Stated exercise
Reproduce every one of the rows below line for line, without changing a single character.

Dataset excerpts

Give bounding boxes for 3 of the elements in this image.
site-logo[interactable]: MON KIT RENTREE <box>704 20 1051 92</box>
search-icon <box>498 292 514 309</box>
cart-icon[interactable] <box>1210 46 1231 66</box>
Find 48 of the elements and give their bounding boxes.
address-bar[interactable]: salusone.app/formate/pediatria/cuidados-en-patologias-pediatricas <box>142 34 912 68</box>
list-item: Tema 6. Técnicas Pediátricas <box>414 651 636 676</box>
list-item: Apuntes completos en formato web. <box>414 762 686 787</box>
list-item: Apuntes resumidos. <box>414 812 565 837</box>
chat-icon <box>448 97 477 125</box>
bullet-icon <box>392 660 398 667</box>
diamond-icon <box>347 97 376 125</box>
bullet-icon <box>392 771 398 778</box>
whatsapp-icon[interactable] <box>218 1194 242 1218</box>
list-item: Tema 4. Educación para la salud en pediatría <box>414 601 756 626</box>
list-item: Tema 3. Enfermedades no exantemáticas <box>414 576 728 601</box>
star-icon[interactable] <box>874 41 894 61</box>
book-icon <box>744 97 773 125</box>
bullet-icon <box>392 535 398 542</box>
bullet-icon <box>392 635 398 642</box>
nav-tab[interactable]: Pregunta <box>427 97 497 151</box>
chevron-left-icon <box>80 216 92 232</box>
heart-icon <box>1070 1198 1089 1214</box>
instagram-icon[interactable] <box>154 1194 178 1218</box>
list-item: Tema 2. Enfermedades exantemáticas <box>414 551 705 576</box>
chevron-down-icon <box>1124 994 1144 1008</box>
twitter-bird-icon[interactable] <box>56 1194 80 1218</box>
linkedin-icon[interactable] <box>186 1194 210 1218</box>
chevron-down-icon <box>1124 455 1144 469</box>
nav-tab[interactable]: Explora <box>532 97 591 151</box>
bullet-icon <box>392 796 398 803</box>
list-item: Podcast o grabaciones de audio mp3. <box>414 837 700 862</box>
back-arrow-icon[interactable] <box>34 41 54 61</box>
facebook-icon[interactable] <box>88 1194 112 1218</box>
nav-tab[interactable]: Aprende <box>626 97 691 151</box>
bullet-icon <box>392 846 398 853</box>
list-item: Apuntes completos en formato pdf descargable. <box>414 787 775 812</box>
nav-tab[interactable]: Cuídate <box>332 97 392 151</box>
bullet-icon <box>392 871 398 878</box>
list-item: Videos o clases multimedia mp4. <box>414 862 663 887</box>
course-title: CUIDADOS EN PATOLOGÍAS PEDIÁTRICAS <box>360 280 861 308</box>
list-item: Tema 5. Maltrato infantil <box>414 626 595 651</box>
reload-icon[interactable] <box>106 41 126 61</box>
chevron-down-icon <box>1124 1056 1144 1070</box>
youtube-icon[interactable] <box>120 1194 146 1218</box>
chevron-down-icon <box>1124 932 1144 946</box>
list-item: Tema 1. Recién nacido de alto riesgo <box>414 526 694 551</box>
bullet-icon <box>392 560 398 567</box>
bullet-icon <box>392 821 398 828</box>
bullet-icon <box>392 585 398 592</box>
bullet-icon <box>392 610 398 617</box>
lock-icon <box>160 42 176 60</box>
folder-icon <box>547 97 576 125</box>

Answer to this problem
Give bounding boxes for 3 of the elements in this image.
site-logo[interactable]: MON KIT RENTREE <box>704 20 1051 92</box>
search-icon <box>498 292 514 309</box>
cart-icon[interactable] <box>1210 46 1231 66</box>
Find 48 of the elements and give their bounding boxes.
address-bar[interactable]: salusone.app/formate/pediatria/cuidados-en-patologias-pediatricas <box>142 34 912 68</box>
list-item: Tema 6. Técnicas Pediátricas <box>414 651 636 676</box>
list-item: Apuntes completos en formato web. <box>414 762 686 787</box>
list-item: Apuntes resumidos. <box>414 812 565 837</box>
chat-icon <box>448 97 477 125</box>
bullet-icon <box>392 660 398 667</box>
diamond-icon <box>347 97 376 125</box>
bullet-icon <box>392 771 398 778</box>
whatsapp-icon[interactable] <box>218 1194 242 1218</box>
list-item: Tema 4. Educación para la salud en pediatría <box>414 601 756 626</box>
list-item: Tema 3. Enfermedades no exantemáticas <box>414 576 728 601</box>
star-icon[interactable] <box>874 41 894 61</box>
book-icon <box>744 97 773 125</box>
bullet-icon <box>392 535 398 542</box>
bullet-icon <box>392 635 398 642</box>
nav-tab[interactable]: Pregunta <box>427 97 497 151</box>
chevron-left-icon <box>80 216 92 232</box>
heart-icon <box>1070 1198 1089 1214</box>
instagram-icon[interactable] <box>154 1194 178 1218</box>
list-item: Tema 2. Enfermedades exantemáticas <box>414 551 705 576</box>
chevron-down-icon <box>1124 994 1144 1008</box>
twitter-bird-icon[interactable] <box>56 1194 80 1218</box>
linkedin-icon[interactable] <box>186 1194 210 1218</box>
chevron-down-icon <box>1124 455 1144 469</box>
nav-tab[interactable]: Explora <box>532 97 591 151</box>
bullet-icon <box>392 796 398 803</box>
list-item: Podcast o grabaciones de audio mp3. <box>414 837 700 862</box>
back-arrow-icon[interactable] <box>34 41 54 61</box>
facebook-icon[interactable] <box>88 1194 112 1218</box>
nav-tab[interactable]: Aprende <box>626 97 691 151</box>
bullet-icon <box>392 846 398 853</box>
list-item: Apuntes completos en formato pdf descargable. <box>414 787 775 812</box>
nav-tab[interactable]: Cuídate <box>332 97 392 151</box>
bullet-icon <box>392 871 398 878</box>
list-item: Videos o clases multimedia mp4. <box>414 862 663 887</box>
course-title: CUIDADOS EN PATOLOGÍAS PEDIÁTRICAS <box>360 280 861 308</box>
list-item: Tema 5. Maltrato infantil <box>414 626 595 651</box>
reload-icon[interactable] <box>106 41 126 61</box>
chevron-down-icon <box>1124 1056 1144 1070</box>
youtube-icon[interactable] <box>120 1194 146 1218</box>
chevron-down-icon <box>1124 932 1144 946</box>
list-item: Tema 1. Recién nacido de alto riesgo <box>414 526 694 551</box>
bullet-icon <box>392 560 398 567</box>
bullet-icon <box>392 821 398 828</box>
bullet-icon <box>392 585 398 592</box>
bullet-icon <box>392 610 398 617</box>
lock-icon <box>160 42 176 60</box>
folder-icon <box>547 97 576 125</box>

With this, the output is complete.